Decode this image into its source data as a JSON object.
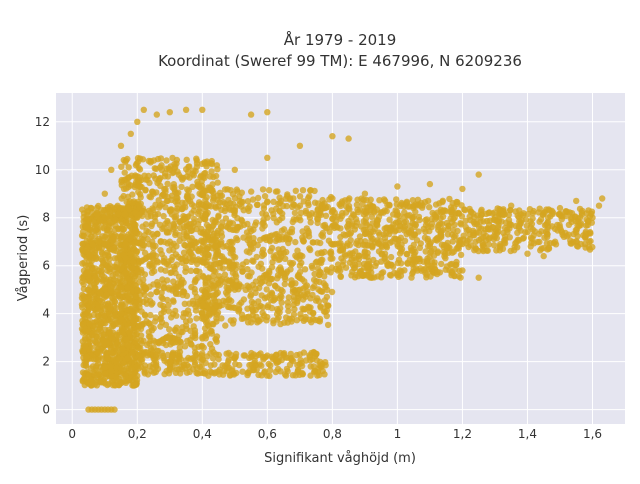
{
  "chart_data": {
    "type": "scatter",
    "title_lines": [
      "År 1979 - 2019",
      "Koordinat (Sweref 99 TM): E 467996, N 6209236"
    ],
    "xlabel": "Signifikant våghöjd (m)",
    "ylabel": "Vågperiod (s)",
    "xlim": [
      -0.05,
      1.7
    ],
    "ylim": [
      -0.6,
      13.2
    ],
    "xticks": [
      0,
      0.2,
      0.4,
      0.6,
      0.8,
      1,
      1.2,
      1.4,
      1.6
    ],
    "xtick_labels": [
      "0",
      "0,2",
      "0,4",
      "0,6",
      "0,8",
      "1",
      "1,2",
      "1,4",
      "1,6"
    ],
    "yticks": [
      0,
      2,
      4,
      6,
      8,
      10,
      12
    ],
    "ytick_labels": [
      "0",
      "2",
      "4",
      "6",
      "8",
      "10",
      "12"
    ],
    "grid": true,
    "colors": {
      "marker": "#D4A520",
      "plot_bg": "#E5E5F0",
      "grid": "#ffffff"
    },
    "points": [
      [
        0.05,
        0
      ],
      [
        0.06,
        0
      ],
      [
        0.07,
        0
      ],
      [
        0.08,
        0
      ],
      [
        0.09,
        0
      ],
      [
        0.1,
        0
      ],
      [
        0.11,
        0
      ],
      [
        0.12,
        0
      ],
      [
        0.13,
        0
      ],
      [
        0.05,
        1.1
      ],
      [
        0.05,
        1.4
      ],
      [
        0.06,
        1.2
      ],
      [
        0.08,
        1.5
      ],
      [
        0.1,
        1.3
      ],
      [
        0.12,
        1.6
      ],
      [
        0.15,
        1.7
      ],
      [
        0.2,
        1.8
      ],
      [
        0.25,
        1.9
      ],
      [
        0.3,
        2.0
      ],
      [
        0.35,
        2.05
      ],
      [
        0.4,
        2.1
      ],
      [
        0.45,
        2.1
      ],
      [
        0.5,
        2.15
      ],
      [
        0.55,
        2.2
      ],
      [
        0.6,
        2.25
      ],
      [
        0.65,
        2.28
      ],
      [
        0.7,
        2.3
      ],
      [
        0.75,
        2.3
      ],
      [
        0.04,
        3
      ],
      [
        0.04,
        4
      ],
      [
        0.05,
        5
      ],
      [
        0.05,
        6
      ],
      [
        0.06,
        6.2
      ],
      [
        0.08,
        7
      ],
      [
        0.1,
        8
      ],
      [
        0.1,
        9
      ],
      [
        0.12,
        10
      ],
      [
        0.15,
        11
      ],
      [
        0.18,
        11.5
      ],
      [
        0.2,
        12
      ],
      [
        0.22,
        12.5
      ],
      [
        0.26,
        12.3
      ],
      [
        0.3,
        12.4
      ],
      [
        0.35,
        12.5
      ],
      [
        0.4,
        12.5
      ],
      [
        0.55,
        12.3
      ],
      [
        0.6,
        12.4
      ],
      [
        0.12,
        3
      ],
      [
        0.15,
        4
      ],
      [
        0.2,
        5
      ],
      [
        0.25,
        6
      ],
      [
        0.3,
        7
      ],
      [
        0.2,
        8
      ],
      [
        0.25,
        9
      ],
      [
        0.3,
        10
      ],
      [
        0.4,
        9
      ],
      [
        0.5,
        10
      ],
      [
        0.6,
        10.5
      ],
      [
        0.7,
        11
      ],
      [
        0.8,
        11.4
      ],
      [
        0.85,
        11.3
      ],
      [
        0.3,
        3
      ],
      [
        0.35,
        3.5
      ],
      [
        0.4,
        4
      ],
      [
        0.45,
        4.5
      ],
      [
        0.5,
        5
      ],
      [
        0.6,
        5.5
      ],
      [
        0.7,
        6
      ],
      [
        0.8,
        6.3
      ],
      [
        0.9,
        6.6
      ],
      [
        1.0,
        6.9
      ],
      [
        0.4,
        7
      ],
      [
        0.5,
        7.5
      ],
      [
        0.6,
        8
      ],
      [
        0.7,
        8.5
      ],
      [
        0.8,
        8.8
      ],
      [
        0.9,
        9
      ],
      [
        1.0,
        9.3
      ],
      [
        1.1,
        9.4
      ],
      [
        1.2,
        9.2
      ],
      [
        1.25,
        9.8
      ],
      [
        1.1,
        6.8
      ],
      [
        1.2,
        6.9
      ],
      [
        1.3,
        7.2
      ],
      [
        1.4,
        7.4
      ],
      [
        1.5,
        7.6
      ],
      [
        1.6,
        8
      ],
      [
        1.63,
        8.8
      ],
      [
        1.62,
        8.5
      ],
      [
        1.55,
        8.7
      ],
      [
        1.5,
        8.4
      ],
      [
        1.45,
        8.2
      ],
      [
        1.35,
        8.5
      ],
      [
        1.3,
        7.9
      ],
      [
        1.4,
        6.5
      ],
      [
        1.45,
        6.4
      ],
      [
        1.25,
        5.5
      ],
      [
        1.2,
        5.8
      ]
    ],
    "bands": [
      {
        "x": [
          0.03,
          0.2
        ],
        "y_min": 1.0,
        "y_max": 8.5,
        "count": 1100
      },
      {
        "x": [
          0.15,
          0.45
        ],
        "y_min": 2.2,
        "y_max": 10.5,
        "count": 900
      },
      {
        "x": [
          0.4,
          0.8
        ],
        "y_min": 3.5,
        "y_max": 9.2,
        "count": 700
      },
      {
        "x": [
          0.8,
          1.2
        ],
        "y_min": 5.5,
        "y_max": 8.8,
        "count": 550
      },
      {
        "x": [
          1.2,
          1.6
        ],
        "y_min": 6.6,
        "y_max": 8.4,
        "count": 300
      },
      {
        "x": [
          0.1,
          0.78
        ],
        "y_min": 1.4,
        "y_max": 2.4,
        "count": 300
      }
    ]
  }
}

□ □ □

- [WRITTEN EXERCISE]: Quote the records above exactly, leaving out any pictures.

- [OUTPUT FOR THIS EXERCISE]:
Decode this image into its source data as a JSON object.
{
  "chart_data": {
    "type": "scatter",
    "title_lines": [
      "År 1979 - 2019",
      "Koordinat (Sweref 99 TM): E 467996, N 6209236"
    ],
    "xlabel": "Signifikant våghöjd (m)",
    "ylabel": "Vågperiod (s)",
    "xlim": [
      -0.05,
      1.7
    ],
    "ylim": [
      -0.6,
      13.2
    ],
    "xticks": [
      0,
      0.2,
      0.4,
      0.6,
      0.8,
      1,
      1.2,
      1.4,
      1.6
    ],
    "xtick_labels": [
      "0",
      "0,2",
      "0,4",
      "0,6",
      "0,8",
      "1",
      "1,2",
      "1,4",
      "1,6"
    ],
    "yticks": [
      0,
      2,
      4,
      6,
      8,
      10,
      12
    ],
    "ytick_labels": [
      "0",
      "2",
      "4",
      "6",
      "8",
      "10",
      "12"
    ],
    "grid": true,
    "colors": {
      "marker": "#D4A520",
      "plot_bg": "#E5E5F0",
      "grid": "#ffffff"
    },
    "points": [
      [
        0.05,
        0
      ],
      [
        0.06,
        0
      ],
      [
        0.07,
        0
      ],
      [
        0.08,
        0
      ],
      [
        0.09,
        0
      ],
      [
        0.1,
        0
      ],
      [
        0.11,
        0
      ],
      [
        0.12,
        0
      ],
      [
        0.13,
        0
      ],
      [
        0.05,
        1.1
      ],
      [
        0.05,
        1.4
      ],
      [
        0.06,
        1.2
      ],
      [
        0.08,
        1.5
      ],
      [
        0.1,
        1.3
      ],
      [
        0.12,
        1.6
      ],
      [
        0.15,
        1.7
      ],
      [
        0.2,
        1.8
      ],
      [
        0.25,
        1.9
      ],
      [
        0.3,
        2.0
      ],
      [
        0.35,
        2.05
      ],
      [
        0.4,
        2.1
      ],
      [
        0.45,
        2.1
      ],
      [
        0.5,
        2.15
      ],
      [
        0.55,
        2.2
      ],
      [
        0.6,
        2.25
      ],
      [
        0.65,
        2.28
      ],
      [
        0.7,
        2.3
      ],
      [
        0.75,
        2.3
      ],
      [
        0.04,
        3
      ],
      [
        0.04,
        4
      ],
      [
        0.05,
        5
      ],
      [
        0.05,
        6
      ],
      [
        0.06,
        6.2
      ],
      [
        0.08,
        7
      ],
      [
        0.1,
        8
      ],
      [
        0.1,
        9
      ],
      [
        0.12,
        10
      ],
      [
        0.15,
        11
      ],
      [
        0.18,
        11.5
      ],
      [
        0.2,
        12
      ],
      [
        0.22,
        12.5
      ],
      [
        0.26,
        12.3
      ],
      [
        0.3,
        12.4
      ],
      [
        0.35,
        12.5
      ],
      [
        0.4,
        12.5
      ],
      [
        0.55,
        12.3
      ],
      [
        0.6,
        12.4
      ],
      [
        0.12,
        3
      ],
      [
        0.15,
        4
      ],
      [
        0.2,
        5
      ],
      [
        0.25,
        6
      ],
      [
        0.3,
        7
      ],
      [
        0.2,
        8
      ],
      [
        0.25,
        9
      ],
      [
        0.3,
        10
      ],
      [
        0.4,
        9
      ],
      [
        0.5,
        10
      ],
      [
        0.6,
        10.5
      ],
      [
        0.7,
        11
      ],
      [
        0.8,
        11.4
      ],
      [
        0.85,
        11.3
      ],
      [
        0.3,
        3
      ],
      [
        0.35,
        3.5
      ],
      [
        0.4,
        4
      ],
      [
        0.45,
        4.5
      ],
      [
        0.5,
        5
      ],
      [
        0.6,
        5.5
      ],
      [
        0.7,
        6
      ],
      [
        0.8,
        6.3
      ],
      [
        0.9,
        6.6
      ],
      [
        1.0,
        6.9
      ],
      [
        0.4,
        7
      ],
      [
        0.5,
        7.5
      ],
      [
        0.6,
        8
      ],
      [
        0.7,
        8.5
      ],
      [
        0.8,
        8.8
      ],
      [
        0.9,
        9
      ],
      [
        1.0,
        9.3
      ],
      [
        1.1,
        9.4
      ],
      [
        1.2,
        9.2
      ],
      [
        1.25,
        9.8
      ],
      [
        1.1,
        6.8
      ],
      [
        1.2,
        6.9
      ],
      [
        1.3,
        7.2
      ],
      [
        1.4,
        7.4
      ],
      [
        1.5,
        7.6
      ],
      [
        1.6,
        8
      ],
      [
        1.63,
        8.8
      ],
      [
        1.62,
        8.5
      ],
      [
        1.55,
        8.7
      ],
      [
        1.5,
        8.4
      ],
      [
        1.45,
        8.2
      ],
      [
        1.35,
        8.5
      ],
      [
        1.3,
        7.9
      ],
      [
        1.4,
        6.5
      ],
      [
        1.45,
        6.4
      ],
      [
        1.25,
        5.5
      ],
      [
        1.2,
        5.8
      ]
    ],
    "bands": [
      {
        "x": [
          0.03,
          0.2
        ],
        "y_min": 1.0,
        "y_max": 8.5,
        "count": 1100
      },
      {
        "x": [
          0.15,
          0.45
        ],
        "y_min": 2.2,
        "y_max": 10.5,
        "count": 900
      },
      {
        "x": [
          0.4,
          0.8
        ],
        "y_min": 3.5,
        "y_max": 9.2,
        "count": 700
      },
      {
        "x": [
          0.8,
          1.2
        ],
        "y_min": 5.5,
        "y_max": 8.8,
        "count": 550
      },
      {
        "x": [
          1.2,
          1.6
        ],
        "y_min": 6.6,
        "y_max": 8.4,
        "count": 300
      },
      {
        "x": [
          0.1,
          0.78
        ],
        "y_min": 1.4,
        "y_max": 2.4,
        "count": 300
      }
    ]
  }
}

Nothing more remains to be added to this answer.